Reproduce every entry below precisely; do not include the pictures.

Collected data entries
··········
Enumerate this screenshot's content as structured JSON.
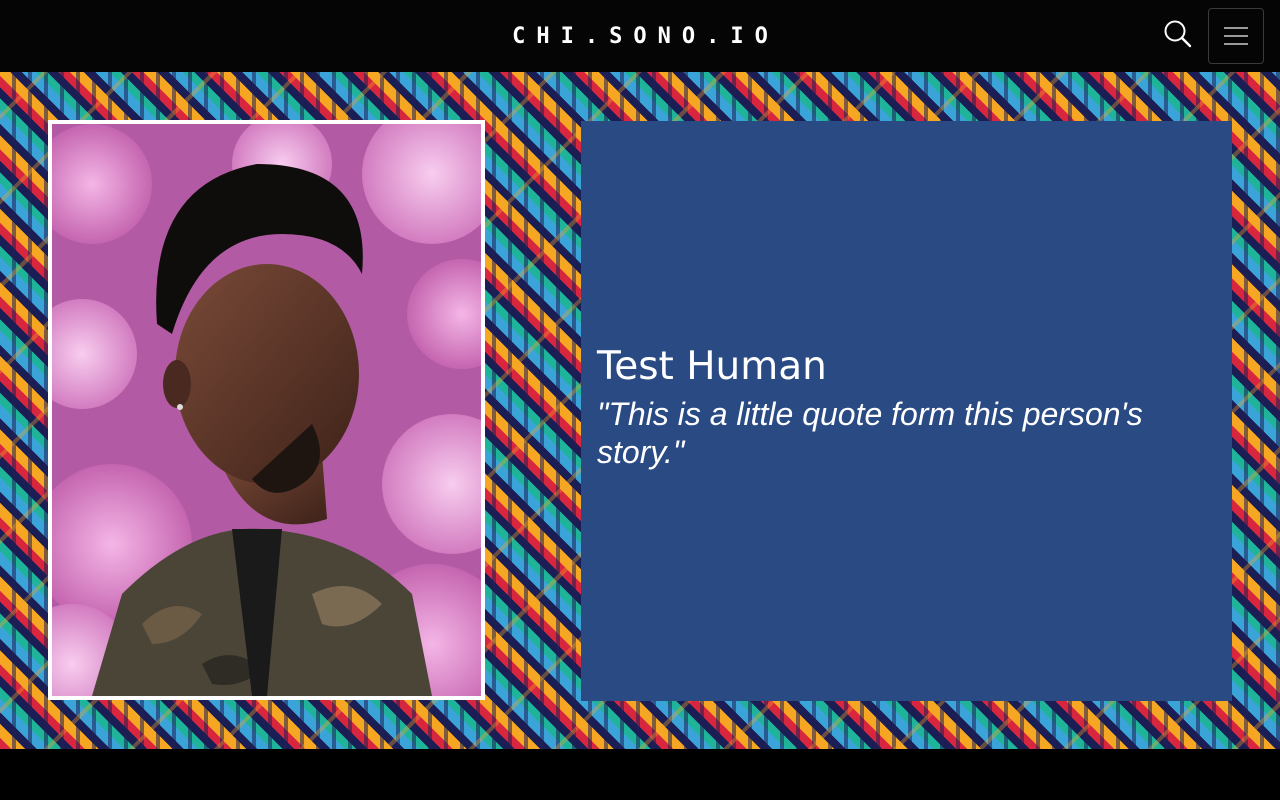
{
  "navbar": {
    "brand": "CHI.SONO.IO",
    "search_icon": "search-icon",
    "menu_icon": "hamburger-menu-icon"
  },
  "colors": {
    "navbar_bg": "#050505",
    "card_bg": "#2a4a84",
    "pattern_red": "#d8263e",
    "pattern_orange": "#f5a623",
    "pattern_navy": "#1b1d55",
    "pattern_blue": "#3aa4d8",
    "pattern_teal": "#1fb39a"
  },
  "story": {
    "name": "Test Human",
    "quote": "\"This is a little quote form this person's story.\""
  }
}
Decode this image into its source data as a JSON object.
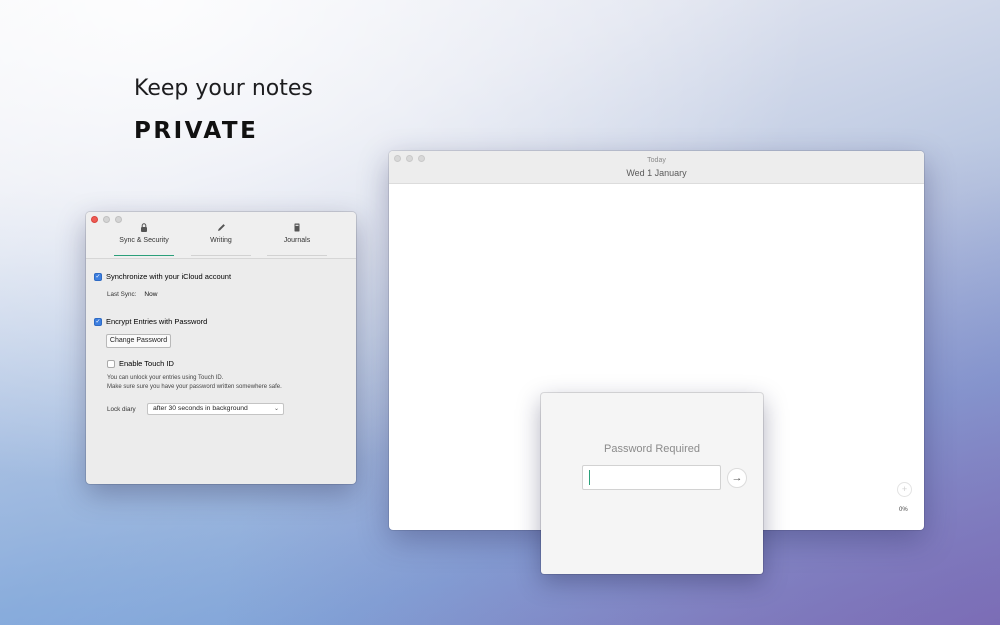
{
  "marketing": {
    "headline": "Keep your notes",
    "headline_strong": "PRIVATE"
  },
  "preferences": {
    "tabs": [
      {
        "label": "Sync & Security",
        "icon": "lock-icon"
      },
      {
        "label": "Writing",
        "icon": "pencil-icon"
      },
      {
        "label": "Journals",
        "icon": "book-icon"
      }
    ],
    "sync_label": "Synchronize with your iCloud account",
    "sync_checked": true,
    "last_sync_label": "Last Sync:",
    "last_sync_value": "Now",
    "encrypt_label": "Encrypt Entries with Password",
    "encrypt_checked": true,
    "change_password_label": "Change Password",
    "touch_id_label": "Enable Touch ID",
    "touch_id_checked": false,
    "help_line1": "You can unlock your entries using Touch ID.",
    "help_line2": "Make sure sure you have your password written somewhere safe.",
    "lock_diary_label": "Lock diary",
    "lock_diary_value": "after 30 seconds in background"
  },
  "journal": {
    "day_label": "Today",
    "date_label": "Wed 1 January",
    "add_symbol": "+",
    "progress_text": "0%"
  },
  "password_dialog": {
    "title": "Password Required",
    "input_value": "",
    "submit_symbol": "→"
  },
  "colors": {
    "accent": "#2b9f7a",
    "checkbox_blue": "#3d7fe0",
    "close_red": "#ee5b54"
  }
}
··········
OUTPUT OF THE TASK -
Enumerate this screenshot's content as structured JSON.
{
  "navbar": {
    "brand": "CHI.SONO.IO",
    "search_icon": "search-icon",
    "menu_icon": "hamburger-menu-icon"
  },
  "colors": {
    "navbar_bg": "#050505",
    "card_bg": "#2a4a84",
    "pattern_red": "#d8263e",
    "pattern_orange": "#f5a623",
    "pattern_navy": "#1b1d55",
    "pattern_blue": "#3aa4d8",
    "pattern_teal": "#1fb39a"
  },
  "story": {
    "name": "Test Human",
    "quote": "\"This is a little quote form this person's story.\""
  }
}
Decode this image into its source data as a JSON object.
{
  "marketing": {
    "headline": "Keep your notes",
    "headline_strong": "PRIVATE"
  },
  "preferences": {
    "tabs": [
      {
        "label": "Sync & Security",
        "icon": "lock-icon"
      },
      {
        "label": "Writing",
        "icon": "pencil-icon"
      },
      {
        "label": "Journals",
        "icon": "book-icon"
      }
    ],
    "sync_label": "Synchronize with your iCloud account",
    "sync_checked": true,
    "last_sync_label": "Last Sync:",
    "last_sync_value": "Now",
    "encrypt_label": "Encrypt Entries with Password",
    "encrypt_checked": true,
    "change_password_label": "Change Password",
    "touch_id_label": "Enable Touch ID",
    "touch_id_checked": false,
    "help_line1": "You can unlock your entries using Touch ID.",
    "help_line2": "Make sure sure you have your password written somewhere safe.",
    "lock_diary_label": "Lock diary",
    "lock_diary_value": "after 30 seconds in background"
  },
  "journal": {
    "day_label": "Today",
    "date_label": "Wed 1 January",
    "add_symbol": "+",
    "progress_text": "0%"
  },
  "password_dialog": {
    "title": "Password Required",
    "input_value": "",
    "submit_symbol": "→"
  },
  "colors": {
    "accent": "#2b9f7a",
    "checkbox_blue": "#3d7fe0",
    "close_red": "#ee5b54"
  }
}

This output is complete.